Return the lines below that carry the word "kumparan".

---- Material provided

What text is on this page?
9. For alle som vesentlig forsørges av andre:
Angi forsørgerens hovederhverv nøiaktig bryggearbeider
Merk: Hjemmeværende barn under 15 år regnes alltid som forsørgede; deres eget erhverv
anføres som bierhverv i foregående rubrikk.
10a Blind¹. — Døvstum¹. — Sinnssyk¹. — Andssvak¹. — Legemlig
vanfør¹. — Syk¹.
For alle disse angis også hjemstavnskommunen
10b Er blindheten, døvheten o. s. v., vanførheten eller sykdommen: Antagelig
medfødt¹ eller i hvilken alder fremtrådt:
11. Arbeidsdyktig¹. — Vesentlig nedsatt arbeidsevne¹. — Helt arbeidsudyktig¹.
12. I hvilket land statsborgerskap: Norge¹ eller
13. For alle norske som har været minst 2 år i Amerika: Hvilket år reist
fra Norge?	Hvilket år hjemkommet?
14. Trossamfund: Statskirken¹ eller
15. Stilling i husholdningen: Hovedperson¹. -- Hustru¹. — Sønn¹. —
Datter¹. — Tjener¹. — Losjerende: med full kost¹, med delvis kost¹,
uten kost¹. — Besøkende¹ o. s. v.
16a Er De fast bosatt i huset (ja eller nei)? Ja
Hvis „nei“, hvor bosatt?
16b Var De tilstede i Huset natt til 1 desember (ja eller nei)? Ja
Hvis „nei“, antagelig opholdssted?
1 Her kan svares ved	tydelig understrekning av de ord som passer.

--------
---- Material provided

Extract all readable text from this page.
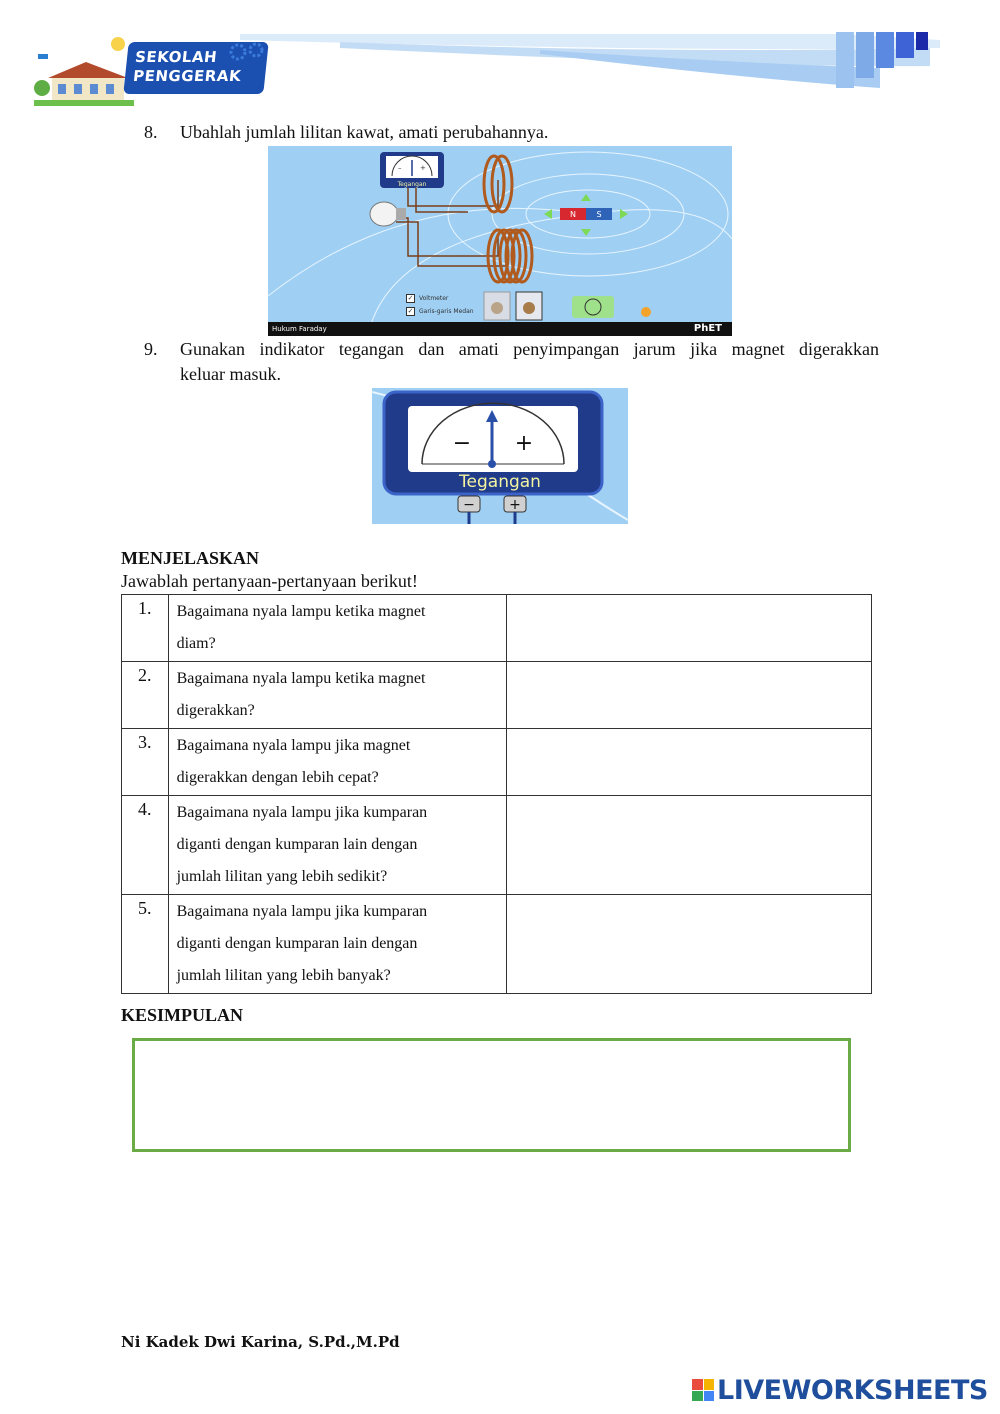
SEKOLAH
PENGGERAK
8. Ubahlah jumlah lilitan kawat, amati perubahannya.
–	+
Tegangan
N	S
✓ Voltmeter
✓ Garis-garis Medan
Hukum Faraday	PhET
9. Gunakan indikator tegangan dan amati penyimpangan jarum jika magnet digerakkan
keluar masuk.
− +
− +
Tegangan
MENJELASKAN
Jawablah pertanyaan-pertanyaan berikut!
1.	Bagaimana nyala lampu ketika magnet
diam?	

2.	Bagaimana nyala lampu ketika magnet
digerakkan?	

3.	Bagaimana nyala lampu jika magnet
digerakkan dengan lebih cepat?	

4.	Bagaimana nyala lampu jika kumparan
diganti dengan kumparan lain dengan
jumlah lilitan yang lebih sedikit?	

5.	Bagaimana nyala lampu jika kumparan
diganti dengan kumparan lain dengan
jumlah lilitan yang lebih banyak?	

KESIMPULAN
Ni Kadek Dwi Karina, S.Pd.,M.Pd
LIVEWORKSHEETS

--------

**Full response**
4.	Bagaimana nyala lampu jika kumparan
diganti dengan kumparan lain dengan
5.	Bagaimana nyala lampu jika kumparan
diganti dengan kumparan lain dengan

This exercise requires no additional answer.